Task brief: Render the rows as a JSON list of strings, one string per line, leaving out blank lines, covering everything from the line that contains "candle-body xyxy=(125,296,132,306)" down to the line that contains "candle-body xyxy=(367,350,374,368)", both ends included.

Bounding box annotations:
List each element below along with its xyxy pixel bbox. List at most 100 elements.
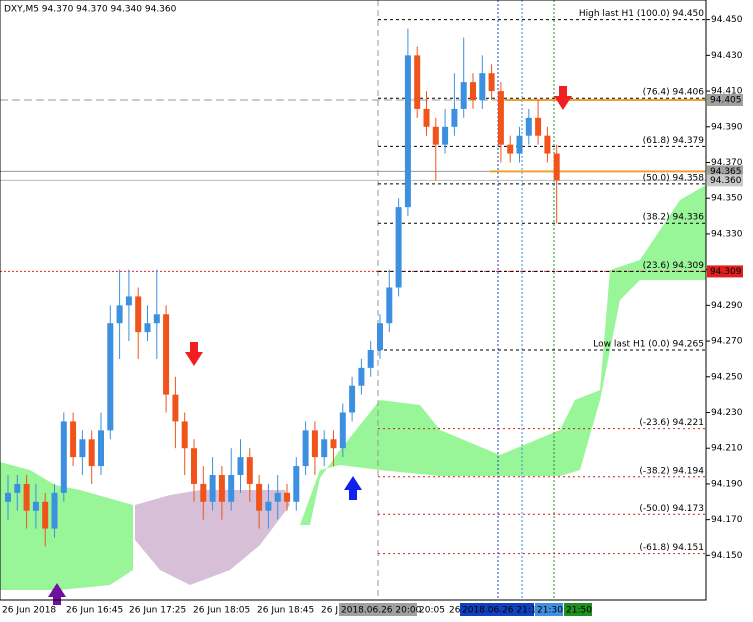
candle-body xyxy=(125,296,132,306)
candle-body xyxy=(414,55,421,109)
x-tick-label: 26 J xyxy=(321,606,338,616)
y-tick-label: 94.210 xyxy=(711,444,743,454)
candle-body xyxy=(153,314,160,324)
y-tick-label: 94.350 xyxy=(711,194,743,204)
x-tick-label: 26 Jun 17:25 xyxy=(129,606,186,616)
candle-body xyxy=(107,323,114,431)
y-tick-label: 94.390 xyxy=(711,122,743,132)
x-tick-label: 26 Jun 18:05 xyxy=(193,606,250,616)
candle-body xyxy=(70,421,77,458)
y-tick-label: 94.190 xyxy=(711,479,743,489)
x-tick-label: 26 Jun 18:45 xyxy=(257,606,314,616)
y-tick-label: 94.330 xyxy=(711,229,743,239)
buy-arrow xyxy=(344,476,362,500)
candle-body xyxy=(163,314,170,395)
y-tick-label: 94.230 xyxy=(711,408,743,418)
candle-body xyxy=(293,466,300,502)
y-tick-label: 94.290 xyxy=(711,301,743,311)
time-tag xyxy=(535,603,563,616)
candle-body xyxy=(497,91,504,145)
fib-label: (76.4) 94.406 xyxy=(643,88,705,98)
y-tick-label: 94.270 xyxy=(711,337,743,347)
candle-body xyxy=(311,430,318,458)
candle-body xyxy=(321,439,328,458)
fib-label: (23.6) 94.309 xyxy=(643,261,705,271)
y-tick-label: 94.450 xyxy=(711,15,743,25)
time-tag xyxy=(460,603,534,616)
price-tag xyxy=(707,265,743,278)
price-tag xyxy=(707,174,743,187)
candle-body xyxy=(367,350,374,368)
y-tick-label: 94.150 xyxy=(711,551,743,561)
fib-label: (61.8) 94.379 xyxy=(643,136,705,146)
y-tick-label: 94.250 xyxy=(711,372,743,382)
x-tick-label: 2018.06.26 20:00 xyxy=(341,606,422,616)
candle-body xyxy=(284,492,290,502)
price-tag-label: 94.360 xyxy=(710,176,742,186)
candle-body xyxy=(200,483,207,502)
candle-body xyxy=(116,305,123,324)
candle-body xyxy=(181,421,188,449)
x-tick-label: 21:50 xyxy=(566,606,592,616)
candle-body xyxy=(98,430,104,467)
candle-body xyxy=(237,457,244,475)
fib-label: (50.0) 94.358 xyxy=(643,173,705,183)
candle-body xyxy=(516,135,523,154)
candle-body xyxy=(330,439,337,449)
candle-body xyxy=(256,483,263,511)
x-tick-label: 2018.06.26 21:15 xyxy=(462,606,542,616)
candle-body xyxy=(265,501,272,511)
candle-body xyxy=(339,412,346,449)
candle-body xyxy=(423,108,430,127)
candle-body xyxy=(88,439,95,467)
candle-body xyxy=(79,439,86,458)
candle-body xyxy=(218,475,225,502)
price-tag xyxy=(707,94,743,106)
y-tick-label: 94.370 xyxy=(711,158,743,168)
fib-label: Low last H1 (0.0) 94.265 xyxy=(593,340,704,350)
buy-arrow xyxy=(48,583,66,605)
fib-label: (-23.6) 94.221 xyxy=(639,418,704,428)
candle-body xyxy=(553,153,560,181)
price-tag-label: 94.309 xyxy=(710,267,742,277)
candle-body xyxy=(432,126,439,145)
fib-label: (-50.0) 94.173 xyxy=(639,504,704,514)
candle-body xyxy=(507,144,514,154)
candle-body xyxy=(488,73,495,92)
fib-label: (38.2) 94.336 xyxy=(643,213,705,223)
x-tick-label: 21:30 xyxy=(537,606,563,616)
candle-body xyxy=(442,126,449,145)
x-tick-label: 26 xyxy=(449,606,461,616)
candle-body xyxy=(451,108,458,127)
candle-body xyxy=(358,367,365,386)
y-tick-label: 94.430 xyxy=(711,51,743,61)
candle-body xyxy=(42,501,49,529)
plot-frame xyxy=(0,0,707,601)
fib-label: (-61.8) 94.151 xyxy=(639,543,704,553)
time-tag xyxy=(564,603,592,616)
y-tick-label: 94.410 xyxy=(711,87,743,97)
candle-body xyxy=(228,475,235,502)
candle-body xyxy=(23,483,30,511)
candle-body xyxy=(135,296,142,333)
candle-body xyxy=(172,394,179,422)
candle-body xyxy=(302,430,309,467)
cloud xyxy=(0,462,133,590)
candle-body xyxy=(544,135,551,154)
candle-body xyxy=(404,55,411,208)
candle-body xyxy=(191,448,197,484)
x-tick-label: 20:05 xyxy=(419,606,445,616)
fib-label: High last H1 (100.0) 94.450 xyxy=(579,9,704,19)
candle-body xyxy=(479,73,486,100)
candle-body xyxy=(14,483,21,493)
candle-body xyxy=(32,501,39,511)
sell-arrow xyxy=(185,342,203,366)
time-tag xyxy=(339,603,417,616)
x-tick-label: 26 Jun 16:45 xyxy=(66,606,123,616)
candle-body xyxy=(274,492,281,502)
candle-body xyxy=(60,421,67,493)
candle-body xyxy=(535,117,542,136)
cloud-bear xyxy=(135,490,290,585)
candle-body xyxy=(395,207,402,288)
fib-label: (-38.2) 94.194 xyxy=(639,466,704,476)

==

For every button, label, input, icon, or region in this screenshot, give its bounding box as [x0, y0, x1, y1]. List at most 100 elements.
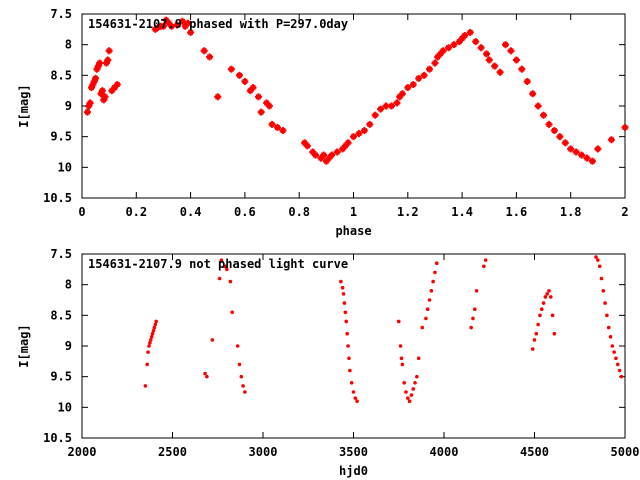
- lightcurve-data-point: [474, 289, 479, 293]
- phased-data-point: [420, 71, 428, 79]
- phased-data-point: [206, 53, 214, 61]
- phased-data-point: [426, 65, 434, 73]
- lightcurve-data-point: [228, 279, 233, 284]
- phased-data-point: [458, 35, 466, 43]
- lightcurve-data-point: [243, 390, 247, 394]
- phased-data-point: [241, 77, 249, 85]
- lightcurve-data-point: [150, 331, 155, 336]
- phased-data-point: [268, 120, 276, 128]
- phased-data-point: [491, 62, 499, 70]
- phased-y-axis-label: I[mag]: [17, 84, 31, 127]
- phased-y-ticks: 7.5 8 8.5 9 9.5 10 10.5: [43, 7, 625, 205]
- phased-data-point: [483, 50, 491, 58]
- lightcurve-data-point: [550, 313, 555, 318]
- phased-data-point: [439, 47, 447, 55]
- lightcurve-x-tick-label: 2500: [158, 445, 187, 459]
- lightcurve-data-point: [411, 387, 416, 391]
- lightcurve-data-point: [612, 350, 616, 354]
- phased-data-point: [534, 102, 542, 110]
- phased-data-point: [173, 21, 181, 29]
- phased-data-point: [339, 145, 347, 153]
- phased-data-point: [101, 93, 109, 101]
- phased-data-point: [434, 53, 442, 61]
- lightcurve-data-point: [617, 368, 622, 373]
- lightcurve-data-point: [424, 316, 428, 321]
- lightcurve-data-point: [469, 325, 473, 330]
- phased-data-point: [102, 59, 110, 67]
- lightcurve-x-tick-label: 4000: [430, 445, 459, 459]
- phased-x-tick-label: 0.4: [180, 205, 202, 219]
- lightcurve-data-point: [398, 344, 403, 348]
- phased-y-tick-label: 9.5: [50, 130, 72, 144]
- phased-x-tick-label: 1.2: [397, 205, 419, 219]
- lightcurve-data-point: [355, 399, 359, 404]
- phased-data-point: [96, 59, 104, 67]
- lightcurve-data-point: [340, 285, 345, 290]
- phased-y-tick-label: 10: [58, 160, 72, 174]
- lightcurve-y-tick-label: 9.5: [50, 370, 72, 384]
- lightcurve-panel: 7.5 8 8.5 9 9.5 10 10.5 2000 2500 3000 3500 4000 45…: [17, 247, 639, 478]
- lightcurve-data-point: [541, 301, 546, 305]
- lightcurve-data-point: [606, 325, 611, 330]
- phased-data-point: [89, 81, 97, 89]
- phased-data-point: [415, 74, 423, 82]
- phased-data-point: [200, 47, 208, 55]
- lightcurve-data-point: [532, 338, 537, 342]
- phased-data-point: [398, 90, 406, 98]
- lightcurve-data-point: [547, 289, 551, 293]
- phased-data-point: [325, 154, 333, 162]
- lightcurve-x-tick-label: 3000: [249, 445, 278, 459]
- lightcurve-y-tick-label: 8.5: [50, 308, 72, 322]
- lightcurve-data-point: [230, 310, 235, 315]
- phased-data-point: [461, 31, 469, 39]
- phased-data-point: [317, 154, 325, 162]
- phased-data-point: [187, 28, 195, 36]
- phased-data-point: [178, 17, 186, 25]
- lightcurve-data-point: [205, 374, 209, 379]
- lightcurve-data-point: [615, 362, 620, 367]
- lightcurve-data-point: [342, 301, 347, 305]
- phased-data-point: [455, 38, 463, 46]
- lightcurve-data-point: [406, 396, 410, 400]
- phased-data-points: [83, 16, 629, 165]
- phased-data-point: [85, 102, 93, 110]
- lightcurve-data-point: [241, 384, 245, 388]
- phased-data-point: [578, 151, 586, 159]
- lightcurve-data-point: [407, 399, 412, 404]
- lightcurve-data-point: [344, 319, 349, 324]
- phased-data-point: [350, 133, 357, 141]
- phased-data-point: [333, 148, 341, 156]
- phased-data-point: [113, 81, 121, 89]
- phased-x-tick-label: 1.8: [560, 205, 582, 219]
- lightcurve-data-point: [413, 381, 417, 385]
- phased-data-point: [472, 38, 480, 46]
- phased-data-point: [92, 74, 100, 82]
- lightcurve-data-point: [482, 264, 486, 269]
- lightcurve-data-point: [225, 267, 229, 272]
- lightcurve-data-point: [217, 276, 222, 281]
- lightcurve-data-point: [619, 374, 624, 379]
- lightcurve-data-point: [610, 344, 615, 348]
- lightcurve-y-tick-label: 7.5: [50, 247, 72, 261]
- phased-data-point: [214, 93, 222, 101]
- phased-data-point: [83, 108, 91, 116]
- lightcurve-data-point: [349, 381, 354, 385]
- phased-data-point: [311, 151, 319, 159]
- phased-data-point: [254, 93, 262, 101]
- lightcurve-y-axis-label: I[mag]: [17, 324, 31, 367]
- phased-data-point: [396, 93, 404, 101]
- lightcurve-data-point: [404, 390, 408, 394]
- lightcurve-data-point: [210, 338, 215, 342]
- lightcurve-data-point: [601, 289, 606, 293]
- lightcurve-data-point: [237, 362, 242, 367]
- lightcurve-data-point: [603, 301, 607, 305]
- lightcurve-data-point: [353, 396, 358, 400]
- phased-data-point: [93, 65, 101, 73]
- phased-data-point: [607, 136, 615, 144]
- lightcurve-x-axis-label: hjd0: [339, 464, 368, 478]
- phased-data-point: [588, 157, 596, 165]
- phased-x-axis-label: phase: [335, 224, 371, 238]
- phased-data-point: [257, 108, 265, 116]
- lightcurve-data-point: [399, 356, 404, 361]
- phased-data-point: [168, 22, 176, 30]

--

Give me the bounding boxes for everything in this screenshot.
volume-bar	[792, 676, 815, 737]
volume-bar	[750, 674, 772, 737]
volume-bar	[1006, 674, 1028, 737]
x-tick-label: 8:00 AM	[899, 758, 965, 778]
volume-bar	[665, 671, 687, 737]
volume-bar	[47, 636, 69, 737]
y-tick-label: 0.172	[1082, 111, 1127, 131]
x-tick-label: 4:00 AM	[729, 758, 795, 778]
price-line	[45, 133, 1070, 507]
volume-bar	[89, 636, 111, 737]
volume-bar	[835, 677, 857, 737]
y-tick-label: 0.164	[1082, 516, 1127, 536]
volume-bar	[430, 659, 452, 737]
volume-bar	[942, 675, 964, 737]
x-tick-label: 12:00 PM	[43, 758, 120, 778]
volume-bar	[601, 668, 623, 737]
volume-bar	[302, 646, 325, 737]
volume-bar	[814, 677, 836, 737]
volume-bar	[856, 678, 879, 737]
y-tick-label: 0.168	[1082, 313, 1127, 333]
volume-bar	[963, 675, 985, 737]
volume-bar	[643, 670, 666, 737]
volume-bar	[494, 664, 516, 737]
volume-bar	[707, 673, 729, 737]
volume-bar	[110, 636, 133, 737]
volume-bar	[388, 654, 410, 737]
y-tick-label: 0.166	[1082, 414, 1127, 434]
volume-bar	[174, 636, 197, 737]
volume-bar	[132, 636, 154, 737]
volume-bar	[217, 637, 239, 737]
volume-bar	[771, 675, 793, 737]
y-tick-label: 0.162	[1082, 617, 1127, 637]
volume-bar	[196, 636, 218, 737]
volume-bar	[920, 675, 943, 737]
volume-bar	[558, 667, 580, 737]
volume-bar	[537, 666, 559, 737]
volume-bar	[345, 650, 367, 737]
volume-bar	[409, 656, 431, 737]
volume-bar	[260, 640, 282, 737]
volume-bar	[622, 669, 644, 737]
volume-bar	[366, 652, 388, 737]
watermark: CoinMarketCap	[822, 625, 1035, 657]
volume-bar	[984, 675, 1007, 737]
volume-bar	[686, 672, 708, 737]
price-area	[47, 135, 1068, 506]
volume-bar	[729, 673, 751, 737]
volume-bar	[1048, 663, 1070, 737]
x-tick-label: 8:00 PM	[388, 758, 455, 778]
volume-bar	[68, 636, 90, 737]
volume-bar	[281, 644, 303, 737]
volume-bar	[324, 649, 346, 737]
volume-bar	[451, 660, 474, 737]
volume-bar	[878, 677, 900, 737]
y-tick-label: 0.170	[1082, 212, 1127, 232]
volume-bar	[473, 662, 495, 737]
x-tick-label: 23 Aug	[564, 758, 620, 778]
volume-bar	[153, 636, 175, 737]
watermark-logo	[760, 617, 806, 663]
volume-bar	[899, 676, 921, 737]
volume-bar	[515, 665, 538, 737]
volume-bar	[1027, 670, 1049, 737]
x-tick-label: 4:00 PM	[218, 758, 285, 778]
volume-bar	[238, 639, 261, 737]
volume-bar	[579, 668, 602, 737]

Reply:
[
  "candle-body xyxy=(125,296,132,306)",
  "candle-body xyxy=(414,55,421,109)",
  "x-tick-label: 26 J xyxy=(321,606,338,616)",
  "y-tick-label: 94.210 xyxy=(711,444,743,454)",
  "candle-body xyxy=(153,314,160,324)",
  "y-tick-label: 94.350 xyxy=(711,194,743,204)",
  "x-tick-label: 26 Jun 17:25 xyxy=(129,606,186,616)",
  "candle-body xyxy=(107,323,114,431)",
  "y-tick-label: 94.390 xyxy=(711,122,743,132)",
  "x-tick-label: 26 Jun 18:05 xyxy=(193,606,250,616)",
  "candle-body xyxy=(70,421,77,458)",
  "y-tick-label: 94.190 xyxy=(711,479,743,489)",
  "x-tick-label: 26 Jun 18:45 xyxy=(257,606,314,616)",
  "y-tick-label: 94.330 xyxy=(711,229,743,239)",
  "buy-arrow xyxy=(344,476,362,500)",
  "candle-body xyxy=(163,314,170,395)",
  "y-tick-label: 94.230 xyxy=(711,408,743,418)",
  "candle-body xyxy=(293,466,300,502)",
  "y-tick-label: 94.290 xyxy=(711,301,743,311)",
  "time-tag xyxy=(535,603,563,616)",
  "candle-body xyxy=(497,91,504,145)",
  "fib-label: (76.4) 94.406 xyxy=(643,88,705,98)",
  "y-tick-label: 94.270 xyxy=(711,337,743,347)",
  "candle-body xyxy=(311,430,318,458)",
  "candle-body xyxy=(321,439,328,458)",
  "fib-label: (23.6) 94.309 xyxy=(643,261,705,271)",
  "y-tick-label: 94.450 xyxy=(711,15,743,25)",
  "time-tag xyxy=(460,603,534,616)",
  "price-tag xyxy=(707,265,743,278)",
  "price-tag xyxy=(707,174,743,187)",
  "candle-body xyxy=(367,350,374,368)"
]